## WRITTEN PROBLEM
Rewrite the records as a JSON list of strings, one string per line with blank lines omitted, starting with the first line and going on through the line with "label-bg (791, 689, 818, 704)", both ends included.
>> BEGIN
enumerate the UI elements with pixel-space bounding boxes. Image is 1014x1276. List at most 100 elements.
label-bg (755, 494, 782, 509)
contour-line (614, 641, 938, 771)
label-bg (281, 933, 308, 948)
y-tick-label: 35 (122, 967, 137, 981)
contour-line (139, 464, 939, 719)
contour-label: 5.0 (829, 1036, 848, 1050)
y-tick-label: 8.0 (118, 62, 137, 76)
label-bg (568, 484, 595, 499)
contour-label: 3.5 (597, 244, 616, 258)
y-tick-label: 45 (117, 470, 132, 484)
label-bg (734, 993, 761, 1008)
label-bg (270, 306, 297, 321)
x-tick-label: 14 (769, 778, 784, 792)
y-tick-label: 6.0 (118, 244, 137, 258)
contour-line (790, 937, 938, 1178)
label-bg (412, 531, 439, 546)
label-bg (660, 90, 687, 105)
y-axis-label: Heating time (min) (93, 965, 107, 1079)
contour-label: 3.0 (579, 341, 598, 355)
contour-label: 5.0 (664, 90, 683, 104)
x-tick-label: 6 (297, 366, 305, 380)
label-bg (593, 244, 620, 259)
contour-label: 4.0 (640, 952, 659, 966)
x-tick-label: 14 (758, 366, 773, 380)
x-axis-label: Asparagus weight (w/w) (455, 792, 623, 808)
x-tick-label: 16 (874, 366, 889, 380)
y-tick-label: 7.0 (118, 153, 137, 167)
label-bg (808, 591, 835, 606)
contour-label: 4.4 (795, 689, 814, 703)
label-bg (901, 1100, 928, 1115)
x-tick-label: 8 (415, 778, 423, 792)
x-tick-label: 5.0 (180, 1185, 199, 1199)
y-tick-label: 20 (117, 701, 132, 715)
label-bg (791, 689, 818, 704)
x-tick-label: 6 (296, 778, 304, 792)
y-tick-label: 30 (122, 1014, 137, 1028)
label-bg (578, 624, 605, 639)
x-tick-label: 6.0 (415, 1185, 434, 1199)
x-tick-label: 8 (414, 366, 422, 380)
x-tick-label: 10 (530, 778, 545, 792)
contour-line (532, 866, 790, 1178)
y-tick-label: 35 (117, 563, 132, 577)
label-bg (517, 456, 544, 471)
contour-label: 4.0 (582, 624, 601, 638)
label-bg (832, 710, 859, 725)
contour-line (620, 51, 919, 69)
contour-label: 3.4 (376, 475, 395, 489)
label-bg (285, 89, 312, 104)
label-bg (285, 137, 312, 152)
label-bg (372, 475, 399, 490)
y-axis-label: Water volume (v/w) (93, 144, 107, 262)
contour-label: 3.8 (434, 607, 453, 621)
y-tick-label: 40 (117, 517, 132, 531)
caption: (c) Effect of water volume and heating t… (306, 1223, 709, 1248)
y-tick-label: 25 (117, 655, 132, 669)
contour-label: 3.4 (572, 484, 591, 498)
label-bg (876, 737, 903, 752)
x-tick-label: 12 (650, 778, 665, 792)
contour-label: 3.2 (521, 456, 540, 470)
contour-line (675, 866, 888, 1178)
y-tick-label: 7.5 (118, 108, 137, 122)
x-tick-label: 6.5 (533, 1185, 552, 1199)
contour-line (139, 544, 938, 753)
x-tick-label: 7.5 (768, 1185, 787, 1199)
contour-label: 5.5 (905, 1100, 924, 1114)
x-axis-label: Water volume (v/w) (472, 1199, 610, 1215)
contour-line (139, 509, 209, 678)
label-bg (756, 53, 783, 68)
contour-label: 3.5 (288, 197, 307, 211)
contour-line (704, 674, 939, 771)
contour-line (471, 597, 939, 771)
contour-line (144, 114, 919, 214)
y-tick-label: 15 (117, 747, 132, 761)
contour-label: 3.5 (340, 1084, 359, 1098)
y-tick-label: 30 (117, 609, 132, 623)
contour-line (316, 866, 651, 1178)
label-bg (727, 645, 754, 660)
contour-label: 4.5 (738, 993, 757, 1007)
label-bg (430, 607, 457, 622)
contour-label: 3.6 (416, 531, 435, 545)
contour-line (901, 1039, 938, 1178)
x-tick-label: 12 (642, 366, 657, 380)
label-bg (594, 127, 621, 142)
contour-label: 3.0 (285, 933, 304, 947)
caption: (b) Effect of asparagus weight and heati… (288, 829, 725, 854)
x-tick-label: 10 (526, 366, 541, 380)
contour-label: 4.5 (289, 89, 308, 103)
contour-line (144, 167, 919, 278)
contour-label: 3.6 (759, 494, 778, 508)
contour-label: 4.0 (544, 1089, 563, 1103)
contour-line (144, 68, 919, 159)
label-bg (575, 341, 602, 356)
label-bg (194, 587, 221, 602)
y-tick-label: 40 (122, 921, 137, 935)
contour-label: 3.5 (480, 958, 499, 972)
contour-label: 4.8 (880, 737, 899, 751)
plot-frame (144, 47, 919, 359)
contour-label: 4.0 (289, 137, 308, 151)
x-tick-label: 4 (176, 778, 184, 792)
>> END
## EXERCISE SOLUTION
[
  "enumerate the UI elements with pixel-space bounding boxes. Image is 1014x1276. List at most 100 elements.",
  "label-bg (755, 494, 782, 509)",
  "contour-line (614, 641, 938, 771)",
  "label-bg (281, 933, 308, 948)",
  "y-tick-label: 35 (122, 967, 137, 981)",
  "contour-line (139, 464, 939, 719)",
  "contour-label: 5.0 (829, 1036, 848, 1050)",
  "y-tick-label: 8.0 (118, 62, 137, 76)",
  "label-bg (568, 484, 595, 499)",
  "contour-label: 3.5 (597, 244, 616, 258)",
  "y-tick-label: 45 (117, 470, 132, 484)",
  "label-bg (734, 993, 761, 1008)",
  "label-bg (270, 306, 297, 321)",
  "x-tick-label: 14 (769, 778, 784, 792)",
  "y-tick-label: 6.0 (118, 244, 137, 258)",
  "contour-line (790, 937, 938, 1178)",
  "label-bg (412, 531, 439, 546)",
  "label-bg (660, 90, 687, 105)",
  "y-axis-label: Heating time (min) (93, 965, 107, 1079)",
  "contour-label: 3.0 (579, 341, 598, 355)",
  "contour-label: 5.0 (664, 90, 683, 104)",
  "x-tick-label: 6 (297, 366, 305, 380)",
  "label-bg (593, 244, 620, 259)",
  "contour-label: 4.0 (640, 952, 659, 966)",
  "x-tick-label: 14 (758, 366, 773, 380)",
  "x-axis-label: Asparagus weight (w/w) (455, 792, 623, 808)",
  "x-tick-label: 16 (874, 366, 889, 380)",
  "y-tick-label: 7.0 (118, 153, 137, 167)",
  "label-bg (808, 591, 835, 606)",
  "contour-label: 4.4 (795, 689, 814, 703)",
  "label-bg (901, 1100, 928, 1115)",
  "x-tick-label: 8 (415, 778, 423, 792)",
  "x-tick-label: 5.0 (180, 1185, 199, 1199)",
  "y-tick-label: 20 (117, 701, 132, 715)",
  "label-bg (791, 689, 818, 704)"
]